Records
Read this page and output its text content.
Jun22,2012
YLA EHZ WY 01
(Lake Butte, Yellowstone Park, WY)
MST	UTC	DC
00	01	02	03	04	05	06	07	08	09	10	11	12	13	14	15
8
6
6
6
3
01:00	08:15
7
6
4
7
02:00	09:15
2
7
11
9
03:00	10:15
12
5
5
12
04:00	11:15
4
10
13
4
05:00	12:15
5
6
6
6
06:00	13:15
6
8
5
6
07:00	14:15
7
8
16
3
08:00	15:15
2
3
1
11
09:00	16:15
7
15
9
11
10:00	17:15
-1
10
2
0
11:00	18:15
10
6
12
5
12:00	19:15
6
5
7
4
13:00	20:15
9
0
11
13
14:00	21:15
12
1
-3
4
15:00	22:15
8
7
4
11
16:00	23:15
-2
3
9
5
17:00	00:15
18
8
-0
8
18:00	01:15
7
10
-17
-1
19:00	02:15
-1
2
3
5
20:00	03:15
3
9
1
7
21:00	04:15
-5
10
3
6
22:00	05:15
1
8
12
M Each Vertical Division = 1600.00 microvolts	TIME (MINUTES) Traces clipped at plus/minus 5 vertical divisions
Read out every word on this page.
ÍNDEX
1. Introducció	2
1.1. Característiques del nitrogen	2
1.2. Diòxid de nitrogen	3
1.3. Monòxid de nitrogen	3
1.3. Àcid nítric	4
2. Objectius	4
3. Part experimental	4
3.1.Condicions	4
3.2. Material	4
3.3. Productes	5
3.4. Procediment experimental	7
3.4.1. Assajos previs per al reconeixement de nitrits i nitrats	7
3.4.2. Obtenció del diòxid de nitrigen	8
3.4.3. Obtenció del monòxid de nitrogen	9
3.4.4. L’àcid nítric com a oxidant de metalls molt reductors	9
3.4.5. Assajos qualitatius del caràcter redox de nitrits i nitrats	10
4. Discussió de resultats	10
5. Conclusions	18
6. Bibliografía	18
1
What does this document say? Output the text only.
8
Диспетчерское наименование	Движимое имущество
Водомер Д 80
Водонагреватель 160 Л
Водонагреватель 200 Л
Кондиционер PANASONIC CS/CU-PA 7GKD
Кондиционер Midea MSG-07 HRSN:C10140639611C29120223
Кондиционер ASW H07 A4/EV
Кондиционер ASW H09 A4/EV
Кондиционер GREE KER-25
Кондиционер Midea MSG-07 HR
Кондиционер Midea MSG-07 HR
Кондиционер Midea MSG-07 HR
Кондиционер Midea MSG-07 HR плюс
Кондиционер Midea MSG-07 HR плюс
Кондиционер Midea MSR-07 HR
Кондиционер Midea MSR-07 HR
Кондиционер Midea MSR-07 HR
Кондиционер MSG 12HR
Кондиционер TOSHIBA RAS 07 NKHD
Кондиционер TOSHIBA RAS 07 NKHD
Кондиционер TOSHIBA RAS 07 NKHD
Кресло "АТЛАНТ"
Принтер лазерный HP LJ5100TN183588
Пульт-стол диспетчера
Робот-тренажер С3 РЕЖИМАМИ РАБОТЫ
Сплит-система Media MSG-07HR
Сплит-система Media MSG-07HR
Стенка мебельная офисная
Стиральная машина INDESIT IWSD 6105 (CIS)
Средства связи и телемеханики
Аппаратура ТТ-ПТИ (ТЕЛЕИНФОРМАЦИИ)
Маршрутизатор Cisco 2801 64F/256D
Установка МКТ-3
---
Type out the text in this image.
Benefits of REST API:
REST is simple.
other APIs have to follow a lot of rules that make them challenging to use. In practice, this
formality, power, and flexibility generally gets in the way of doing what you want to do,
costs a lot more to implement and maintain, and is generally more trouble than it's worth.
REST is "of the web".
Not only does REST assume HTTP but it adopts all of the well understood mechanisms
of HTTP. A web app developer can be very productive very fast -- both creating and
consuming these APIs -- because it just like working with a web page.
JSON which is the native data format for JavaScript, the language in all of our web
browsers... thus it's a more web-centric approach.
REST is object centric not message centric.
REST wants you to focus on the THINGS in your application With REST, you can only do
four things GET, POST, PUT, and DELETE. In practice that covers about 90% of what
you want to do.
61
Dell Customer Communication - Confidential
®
==
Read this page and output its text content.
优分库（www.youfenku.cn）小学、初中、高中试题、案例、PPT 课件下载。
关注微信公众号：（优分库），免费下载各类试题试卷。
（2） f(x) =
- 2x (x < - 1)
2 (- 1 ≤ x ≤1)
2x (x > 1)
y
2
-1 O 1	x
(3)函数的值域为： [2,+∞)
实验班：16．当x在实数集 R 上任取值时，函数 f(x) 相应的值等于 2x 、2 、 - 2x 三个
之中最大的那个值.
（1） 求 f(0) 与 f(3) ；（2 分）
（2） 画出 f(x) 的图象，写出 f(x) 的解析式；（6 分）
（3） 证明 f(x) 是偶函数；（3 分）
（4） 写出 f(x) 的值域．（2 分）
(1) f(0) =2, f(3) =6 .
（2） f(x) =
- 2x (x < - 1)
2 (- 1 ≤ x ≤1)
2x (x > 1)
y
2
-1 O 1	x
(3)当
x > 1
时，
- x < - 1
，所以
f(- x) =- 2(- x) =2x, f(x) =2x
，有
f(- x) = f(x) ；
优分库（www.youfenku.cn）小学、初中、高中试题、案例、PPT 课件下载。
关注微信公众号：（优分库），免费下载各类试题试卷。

Set task
Gather up every line from the listing above in which the word "only" occurs.

Exercise result
What does this document say? Output the text only.
Not only does REST assume HTTP but it adopts all of the well understood mechanisms
REST wants you to focus on the THINGS in your application With REST, you can only do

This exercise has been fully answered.